··· DATA SUPPLIED

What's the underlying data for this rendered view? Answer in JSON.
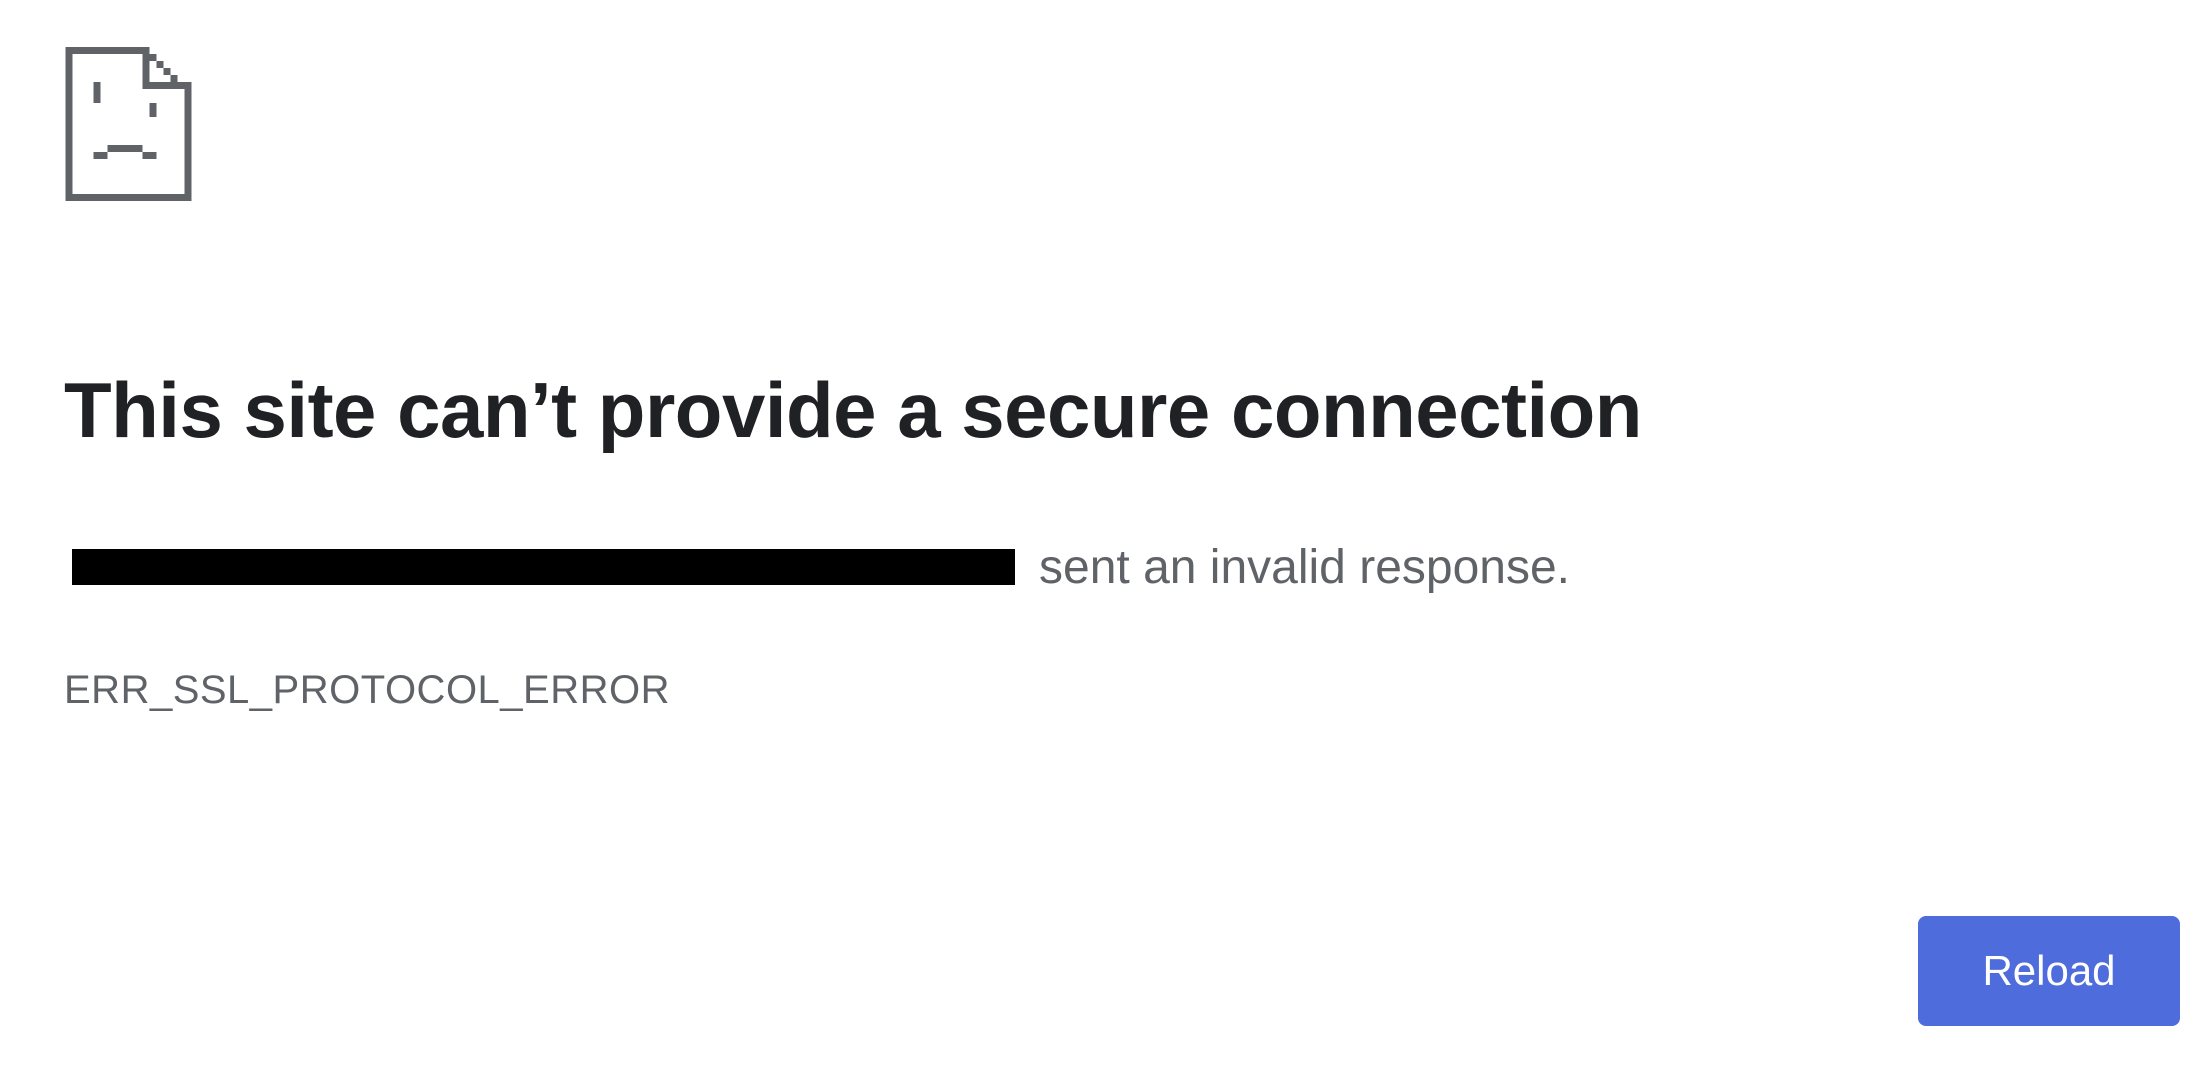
{
  "icon": {
    "name": "sad-page-icon",
    "color": "#5f6368"
  },
  "heading": "This site can’t provide a secure connection",
  "message": {
    "host": "",
    "text": "sent an invalid response."
  },
  "error_code": "ERR_SSL_PROTOCOL_ERROR",
  "reload_button": {
    "label": "Reload",
    "color": "#4f6cdc"
  }
}
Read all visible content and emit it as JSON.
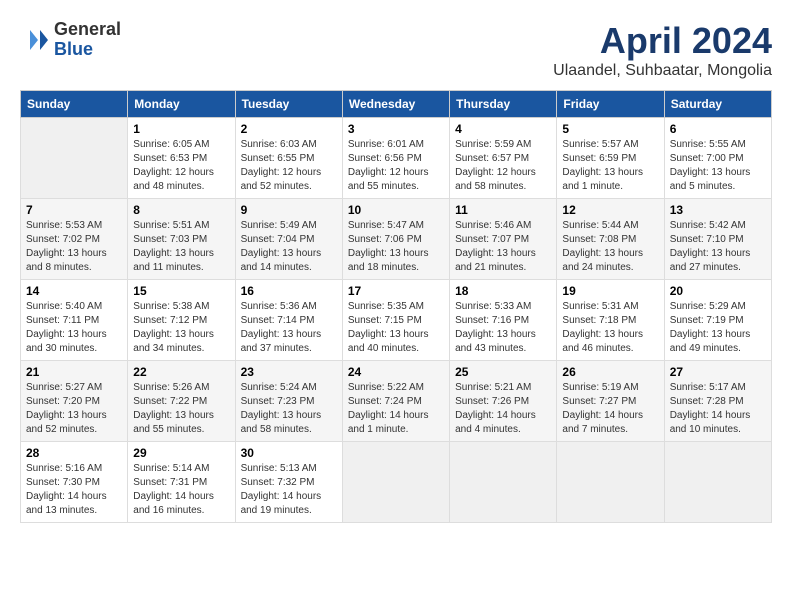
{
  "header": {
    "logo": {
      "general": "General",
      "blue": "Blue"
    },
    "title": "April 2024",
    "location": "Ulaandel, Suhbaatar, Mongolia"
  },
  "calendar": {
    "days_of_week": [
      "Sunday",
      "Monday",
      "Tuesday",
      "Wednesday",
      "Thursday",
      "Friday",
      "Saturday"
    ],
    "weeks": [
      [
        {
          "day": "",
          "info": ""
        },
        {
          "day": "1",
          "info": "Sunrise: 6:05 AM\nSunset: 6:53 PM\nDaylight: 12 hours\nand 48 minutes."
        },
        {
          "day": "2",
          "info": "Sunrise: 6:03 AM\nSunset: 6:55 PM\nDaylight: 12 hours\nand 52 minutes."
        },
        {
          "day": "3",
          "info": "Sunrise: 6:01 AM\nSunset: 6:56 PM\nDaylight: 12 hours\nand 55 minutes."
        },
        {
          "day": "4",
          "info": "Sunrise: 5:59 AM\nSunset: 6:57 PM\nDaylight: 12 hours\nand 58 minutes."
        },
        {
          "day": "5",
          "info": "Sunrise: 5:57 AM\nSunset: 6:59 PM\nDaylight: 13 hours\nand 1 minute."
        },
        {
          "day": "6",
          "info": "Sunrise: 5:55 AM\nSunset: 7:00 PM\nDaylight: 13 hours\nand 5 minutes."
        }
      ],
      [
        {
          "day": "7",
          "info": "Sunrise: 5:53 AM\nSunset: 7:02 PM\nDaylight: 13 hours\nand 8 minutes."
        },
        {
          "day": "8",
          "info": "Sunrise: 5:51 AM\nSunset: 7:03 PM\nDaylight: 13 hours\nand 11 minutes."
        },
        {
          "day": "9",
          "info": "Sunrise: 5:49 AM\nSunset: 7:04 PM\nDaylight: 13 hours\nand 14 minutes."
        },
        {
          "day": "10",
          "info": "Sunrise: 5:47 AM\nSunset: 7:06 PM\nDaylight: 13 hours\nand 18 minutes."
        },
        {
          "day": "11",
          "info": "Sunrise: 5:46 AM\nSunset: 7:07 PM\nDaylight: 13 hours\nand 21 minutes."
        },
        {
          "day": "12",
          "info": "Sunrise: 5:44 AM\nSunset: 7:08 PM\nDaylight: 13 hours\nand 24 minutes."
        },
        {
          "day": "13",
          "info": "Sunrise: 5:42 AM\nSunset: 7:10 PM\nDaylight: 13 hours\nand 27 minutes."
        }
      ],
      [
        {
          "day": "14",
          "info": "Sunrise: 5:40 AM\nSunset: 7:11 PM\nDaylight: 13 hours\nand 30 minutes."
        },
        {
          "day": "15",
          "info": "Sunrise: 5:38 AM\nSunset: 7:12 PM\nDaylight: 13 hours\nand 34 minutes."
        },
        {
          "day": "16",
          "info": "Sunrise: 5:36 AM\nSunset: 7:14 PM\nDaylight: 13 hours\nand 37 minutes."
        },
        {
          "day": "17",
          "info": "Sunrise: 5:35 AM\nSunset: 7:15 PM\nDaylight: 13 hours\nand 40 minutes."
        },
        {
          "day": "18",
          "info": "Sunrise: 5:33 AM\nSunset: 7:16 PM\nDaylight: 13 hours\nand 43 minutes."
        },
        {
          "day": "19",
          "info": "Sunrise: 5:31 AM\nSunset: 7:18 PM\nDaylight: 13 hours\nand 46 minutes."
        },
        {
          "day": "20",
          "info": "Sunrise: 5:29 AM\nSunset: 7:19 PM\nDaylight: 13 hours\nand 49 minutes."
        }
      ],
      [
        {
          "day": "21",
          "info": "Sunrise: 5:27 AM\nSunset: 7:20 PM\nDaylight: 13 hours\nand 52 minutes."
        },
        {
          "day": "22",
          "info": "Sunrise: 5:26 AM\nSunset: 7:22 PM\nDaylight: 13 hours\nand 55 minutes."
        },
        {
          "day": "23",
          "info": "Sunrise: 5:24 AM\nSunset: 7:23 PM\nDaylight: 13 hours\nand 58 minutes."
        },
        {
          "day": "24",
          "info": "Sunrise: 5:22 AM\nSunset: 7:24 PM\nDaylight: 14 hours\nand 1 minute."
        },
        {
          "day": "25",
          "info": "Sunrise: 5:21 AM\nSunset: 7:26 PM\nDaylight: 14 hours\nand 4 minutes."
        },
        {
          "day": "26",
          "info": "Sunrise: 5:19 AM\nSunset: 7:27 PM\nDaylight: 14 hours\nand 7 minutes."
        },
        {
          "day": "27",
          "info": "Sunrise: 5:17 AM\nSunset: 7:28 PM\nDaylight: 14 hours\nand 10 minutes."
        }
      ],
      [
        {
          "day": "28",
          "info": "Sunrise: 5:16 AM\nSunset: 7:30 PM\nDaylight: 14 hours\nand 13 minutes."
        },
        {
          "day": "29",
          "info": "Sunrise: 5:14 AM\nSunset: 7:31 PM\nDaylight: 14 hours\nand 16 minutes."
        },
        {
          "day": "30",
          "info": "Sunrise: 5:13 AM\nSunset: 7:32 PM\nDaylight: 14 hours\nand 19 minutes."
        },
        {
          "day": "",
          "info": ""
        },
        {
          "day": "",
          "info": ""
        },
        {
          "day": "",
          "info": ""
        },
        {
          "day": "",
          "info": ""
        }
      ]
    ]
  }
}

······

* _PROBLEM STATEMENT_: Set down every record once more, word for word, without pictures.

* _RESULT OF THIS TASK_:
What's the underlying data for this rendered view? Answer in JSON.
{
  "icon": {
    "name": "sad-page-icon",
    "color": "#5f6368"
  },
  "heading": "This site can’t provide a secure connection",
  "message": {
    "host": "",
    "text": "sent an invalid response."
  },
  "error_code": "ERR_SSL_PROTOCOL_ERROR",
  "reload_button": {
    "label": "Reload",
    "color": "#4f6cdc"
  }
}
Read all visible content and emit it as JSON.
{
  "header": {
    "logo": {
      "general": "General",
      "blue": "Blue"
    },
    "title": "April 2024",
    "location": "Ulaandel, Suhbaatar, Mongolia"
  },
  "calendar": {
    "days_of_week": [
      "Sunday",
      "Monday",
      "Tuesday",
      "Wednesday",
      "Thursday",
      "Friday",
      "Saturday"
    ],
    "weeks": [
      [
        {
          "day": "",
          "info": ""
        },
        {
          "day": "1",
          "info": "Sunrise: 6:05 AM\nSunset: 6:53 PM\nDaylight: 12 hours\nand 48 minutes."
        },
        {
          "day": "2",
          "info": "Sunrise: 6:03 AM\nSunset: 6:55 PM\nDaylight: 12 hours\nand 52 minutes."
        },
        {
          "day": "3",
          "info": "Sunrise: 6:01 AM\nSunset: 6:56 PM\nDaylight: 12 hours\nand 55 minutes."
        },
        {
          "day": "4",
          "info": "Sunrise: 5:59 AM\nSunset: 6:57 PM\nDaylight: 12 hours\nand 58 minutes."
        },
        {
          "day": "5",
          "info": "Sunrise: 5:57 AM\nSunset: 6:59 PM\nDaylight: 13 hours\nand 1 minute."
        },
        {
          "day": "6",
          "info": "Sunrise: 5:55 AM\nSunset: 7:00 PM\nDaylight: 13 hours\nand 5 minutes."
        }
      ],
      [
        {
          "day": "7",
          "info": "Sunrise: 5:53 AM\nSunset: 7:02 PM\nDaylight: 13 hours\nand 8 minutes."
        },
        {
          "day": "8",
          "info": "Sunrise: 5:51 AM\nSunset: 7:03 PM\nDaylight: 13 hours\nand 11 minutes."
        },
        {
          "day": "9",
          "info": "Sunrise: 5:49 AM\nSunset: 7:04 PM\nDaylight: 13 hours\nand 14 minutes."
        },
        {
          "day": "10",
          "info": "Sunrise: 5:47 AM\nSunset: 7:06 PM\nDaylight: 13 hours\nand 18 minutes."
        },
        {
          "day": "11",
          "info": "Sunrise: 5:46 AM\nSunset: 7:07 PM\nDaylight: 13 hours\nand 21 minutes."
        },
        {
          "day": "12",
          "info": "Sunrise: 5:44 AM\nSunset: 7:08 PM\nDaylight: 13 hours\nand 24 minutes."
        },
        {
          "day": "13",
          "info": "Sunrise: 5:42 AM\nSunset: 7:10 PM\nDaylight: 13 hours\nand 27 minutes."
        }
      ],
      [
        {
          "day": "14",
          "info": "Sunrise: 5:40 AM\nSunset: 7:11 PM\nDaylight: 13 hours\nand 30 minutes."
        },
        {
          "day": "15",
          "info": "Sunrise: 5:38 AM\nSunset: 7:12 PM\nDaylight: 13 hours\nand 34 minutes."
        },
        {
          "day": "16",
          "info": "Sunrise: 5:36 AM\nSunset: 7:14 PM\nDaylight: 13 hours\nand 37 minutes."
        },
        {
          "day": "17",
          "info": "Sunrise: 5:35 AM\nSunset: 7:15 PM\nDaylight: 13 hours\nand 40 minutes."
        },
        {
          "day": "18",
          "info": "Sunrise: 5:33 AM\nSunset: 7:16 PM\nDaylight: 13 hours\nand 43 minutes."
        },
        {
          "day": "19",
          "info": "Sunrise: 5:31 AM\nSunset: 7:18 PM\nDaylight: 13 hours\nand 46 minutes."
        },
        {
          "day": "20",
          "info": "Sunrise: 5:29 AM\nSunset: 7:19 PM\nDaylight: 13 hours\nand 49 minutes."
        }
      ],
      [
        {
          "day": "21",
          "info": "Sunrise: 5:27 AM\nSunset: 7:20 PM\nDaylight: 13 hours\nand 52 minutes."
        },
        {
          "day": "22",
          "info": "Sunrise: 5:26 AM\nSunset: 7:22 PM\nDaylight: 13 hours\nand 55 minutes."
        },
        {
          "day": "23",
          "info": "Sunrise: 5:24 AM\nSunset: 7:23 PM\nDaylight: 13 hours\nand 58 minutes."
        },
        {
          "day": "24",
          "info": "Sunrise: 5:22 AM\nSunset: 7:24 PM\nDaylight: 14 hours\nand 1 minute."
        },
        {
          "day": "25",
          "info": "Sunrise: 5:21 AM\nSunset: 7:26 PM\nDaylight: 14 hours\nand 4 minutes."
        },
        {
          "day": "26",
          "info": "Sunrise: 5:19 AM\nSunset: 7:27 PM\nDaylight: 14 hours\nand 7 minutes."
        },
        {
          "day": "27",
          "info": "Sunrise: 5:17 AM\nSunset: 7:28 PM\nDaylight: 14 hours\nand 10 minutes."
        }
      ],
      [
        {
          "day": "28",
          "info": "Sunrise: 5:16 AM\nSunset: 7:30 PM\nDaylight: 14 hours\nand 13 minutes."
        },
        {
          "day": "29",
          "info": "Sunrise: 5:14 AM\nSunset: 7:31 PM\nDaylight: 14 hours\nand 16 minutes."
        },
        {
          "day": "30",
          "info": "Sunrise: 5:13 AM\nSunset: 7:32 PM\nDaylight: 14 hours\nand 19 minutes."
        },
        {
          "day": "",
          "info": ""
        },
        {
          "day": "",
          "info": ""
        },
        {
          "day": "",
          "info": ""
        },
        {
          "day": "",
          "info": ""
        }
      ]
    ]
  }
}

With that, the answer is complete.